Task directions:
Images are not part of the copy; write out the rest of the data exactly as given.

─── Records supplied

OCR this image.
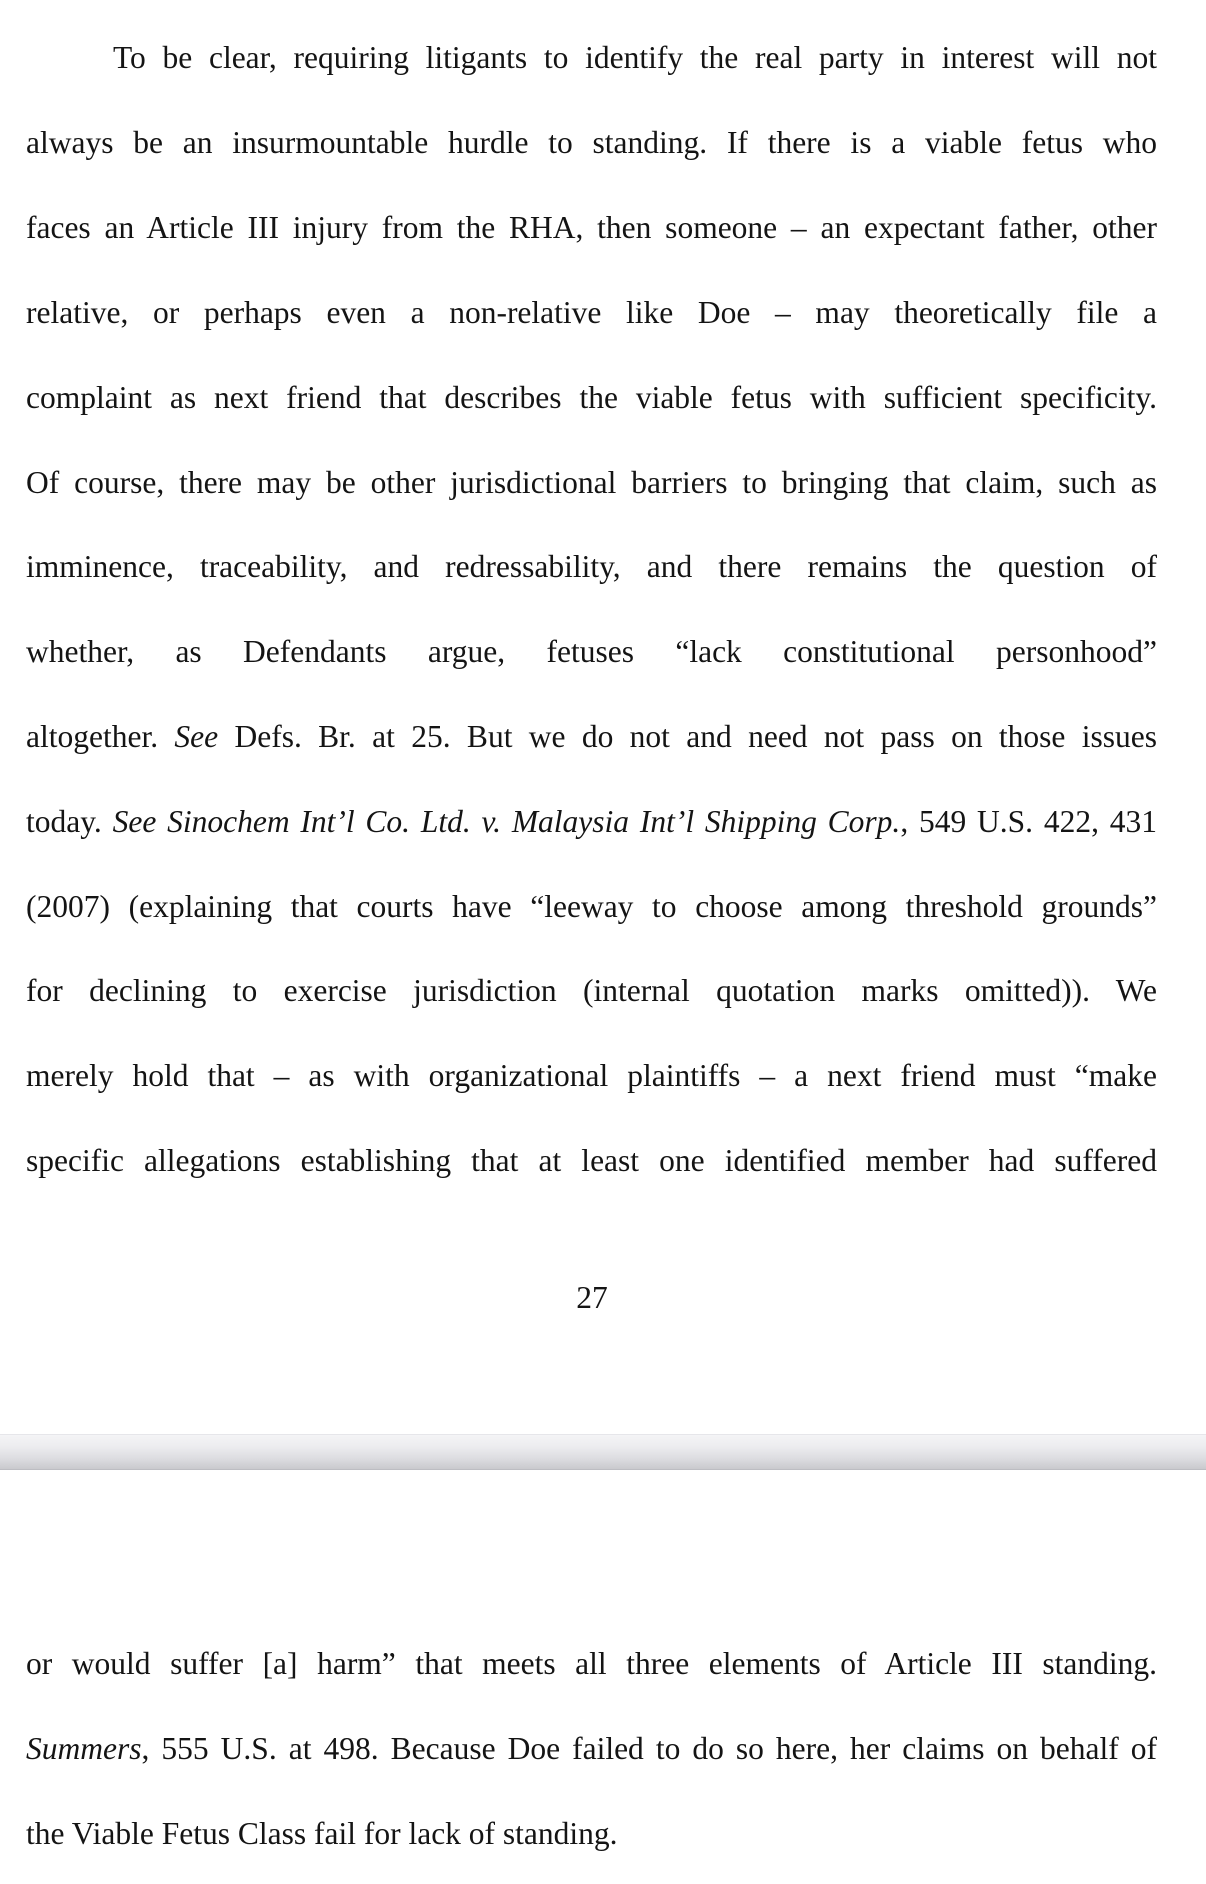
To be clear, requiring litigants to identify the real party in interest will not
always be an insurmountable hurdle to standing. If there is a viable fetus who
faces an Article III injury from the RHA, then someone – an expectant father, other
relative, or perhaps even a non-relative like Doe – may theoretically file a
complaint as next friend that describes the viable fetus with sufficient specificity.
Of course, there may be other jurisdictional barriers to bringing that claim, such as
imminence, traceability, and redressability, and there remains the question of
whether, as Defendants argue, fetuses “lack constitutional personhood”
altogether. See Defs. Br. at 25. But we do not and need not pass on those issues
today. See Sinochem Int’l Co. Ltd. v. Malaysia Int’l Shipping Corp., 549 U.S. 422, 431
(2007) (explaining that courts have “leeway to choose among threshold grounds”
for declining to exercise jurisdiction (internal quotation marks omitted)). We
merely hold that – as with organizational plaintiffs – a next friend must “make
specific allegations establishing that at least one identified member had suffered
27
or would suffer [a] harm” that meets all three elements of Article III standing.
Summers, 555 U.S. at 498. Because Doe failed to do so here, her claims on behalf of
the Viable Fetus Class fail for lack of standing.
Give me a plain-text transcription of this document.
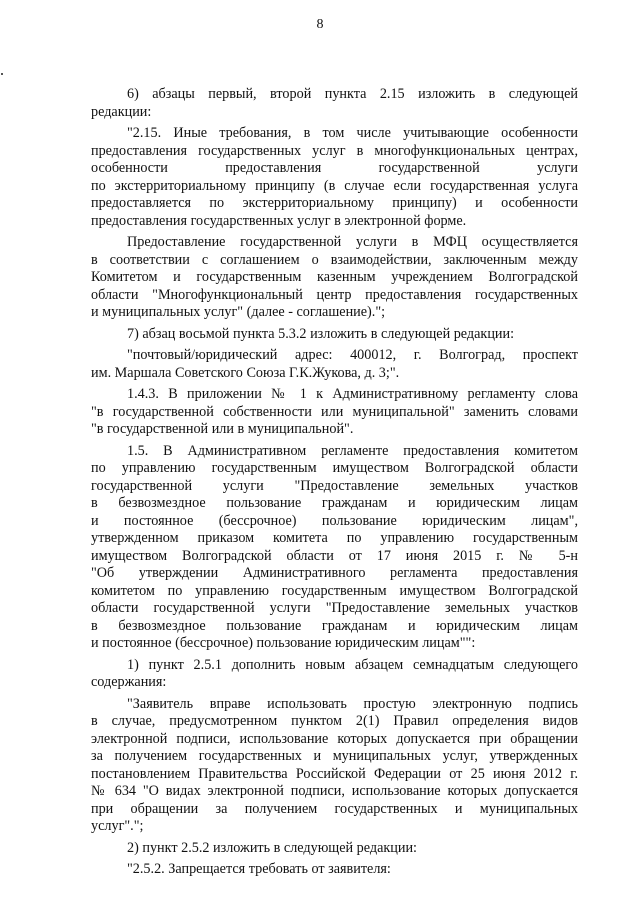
8
6) абзацы первый, второй пункта 2.15 изложить в следующей
редакции:
"2.15. Иные требования, в том числе учитывающие особенности
предоставления государственных услуг в многофункциональных центрах,
особенности предоставления государственной услуги
по экстерриториальному принципу (в случае если государственная услуга
предоставляется по экстерриториальному принципу) и особенности
предоставления государственных услуг в электронной форме.
Предоставление государственной услуги в МФЦ осуществляется
в соответствии с соглашением о взаимодействии, заключенным между
Комитетом и государственным казенным учреждением Волгоградской
области "Многофункциональный центр предоставления государственных
и муниципальных услуг" (далее - соглашение).";
7) абзац восьмой пункта 5.3.2 изложить в следующей редакции:
"почтовый/юридический адрес: 400012, г. Волгоград, проспект
им. Маршала Советского Союза Г.К.Жукова, д. 3;".
1.4.3. В приложении № 1 к Административному регламенту слова
"в государственной собственности или муниципальной" заменить словами
"в государственной или в муниципальной".
1.5. В Административном регламенте предоставления комитетом
по управлению государственным имуществом Волгоградской области
государственной услуги "Предоставление земельных участков
в безвозмездное пользование гражданам и юридическим лицам
и постоянное (бессрочное) пользование юридическим лицам",
утвержденном приказом комитета по управлению государственным
имуществом Волгоградской области от 17 июня 2015 г. № 5-н
"Об утверждении Административного регламента предоставления
комитетом по управлению государственным имуществом Волгоградской
области государственной услуги "Предоставление земельных участков
в безвозмездное пользование гражданам и юридическим лицам
и постоянное (бессрочное) пользование юридическим лицам"":
1) пункт 2.5.1 дополнить новым абзацем семнадцатым следующего
содержания:
"Заявитель вправе использовать простую электронную подпись
в случае, предусмотренном пунктом 2(1) Правил определения видов
электронной подписи, использование которых допускается при обращении
за получением государственных и муниципальных услуг, утвержденных
постановлением Правительства Российской Федерации от 25 июня 2012 г.
№ 634 "О видах электронной подписи, использование которых допускается
при обращении за получением государственных и муниципальных
услуг".";
2) пункт 2.5.2 изложить в следующей редакции:
"2.5.2. Запрещается требовать от заявителя:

──────

Reply:
OCR this image.
To be clear, requiring litigants to identify the real party in interest will not
always be an insurmountable hurdle to standing. If there is a viable fetus who
faces an Article III injury from the RHA, then someone – an expectant father, other
relative, or perhaps even a non-relative like Doe – may theoretically file a
complaint as next friend that describes the viable fetus with sufficient specificity.
Of course, there may be other jurisdictional barriers to bringing that claim, such as
imminence, traceability, and redressability, and there remains the question of
whether, as Defendants argue, fetuses “lack constitutional personhood”
altogether. See Defs. Br. at 25. But we do not and need not pass on those issues
today. See Sinochem Int’l Co. Ltd. v. Malaysia Int’l Shipping Corp., 549 U.S. 422, 431
(2007) (explaining that courts have “leeway to choose among threshold grounds”
for declining to exercise jurisdiction (internal quotation marks omitted)). We
merely hold that – as with organizational plaintiffs – a next friend must “make
specific allegations establishing that at least one identified member had suffered
27
or would suffer [a] harm” that meets all three elements of Article III standing.
Summers, 555 U.S. at 498. Because Doe failed to do so here, her claims on behalf of
the Viable Fetus Class fail for lack of standing.
Give me a plain-text transcription of this document.
8
6) абзацы первый, второй пункта 2.15 изложить в следующей
редакции:
"2.15. Иные требования, в том числе учитывающие особенности
предоставления государственных услуг в многофункциональных центрах,
особенности предоставления государственной услуги
по экстерриториальному принципу (в случае если государственная услуга
предоставляется по экстерриториальному принципу) и особенности
предоставления государственных услуг в электронной форме.
Предоставление государственной услуги в МФЦ осуществляется
в соответствии с соглашением о взаимодействии, заключенным между
Комитетом и государственным казенным учреждением Волгоградской
области "Многофункциональный центр предоставления государственных
и муниципальных услуг" (далее - соглашение).";
7) абзац восьмой пункта 5.3.2 изложить в следующей редакции:
"почтовый/юридический адрес: 400012, г. Волгоград, проспект
им. Маршала Советского Союза Г.К.Жукова, д. 3;".
1.4.3. В приложении № 1 к Административному регламенту слова
"в государственной собственности или муниципальной" заменить словами
"в государственной или в муниципальной".
1.5. В Административном регламенте предоставления комитетом
по управлению государственным имуществом Волгоградской области
государственной услуги "Предоставление земельных участков
в безвозмездное пользование гражданам и юридическим лицам
и постоянное (бессрочное) пользование юридическим лицам",
утвержденном приказом комитета по управлению государственным
имуществом Волгоградской области от 17 июня 2015 г. № 5-н
"Об утверждении Административного регламента предоставления
комитетом по управлению государственным имуществом Волгоградской
области государственной услуги "Предоставление земельных участков
в безвозмездное пользование гражданам и юридическим лицам
и постоянное (бессрочное) пользование юридическим лицам"":
1) пункт 2.5.1 дополнить новым абзацем семнадцатым следующего
содержания:
"Заявитель вправе использовать простую электронную подпись
в случае, предусмотренном пунктом 2(1) Правил определения видов
электронной подписи, использование которых допускается при обращении
за получением государственных и муниципальных услуг, утвержденных
постановлением Правительства Российской Федерации от 25 июня 2012 г.
№ 634 "О видах электронной подписи, использование которых допускается
при обращении за получением государственных и муниципальных
услуг".";
2) пункт 2.5.2 изложить в следующей редакции:
"2.5.2. Запрещается требовать от заявителя:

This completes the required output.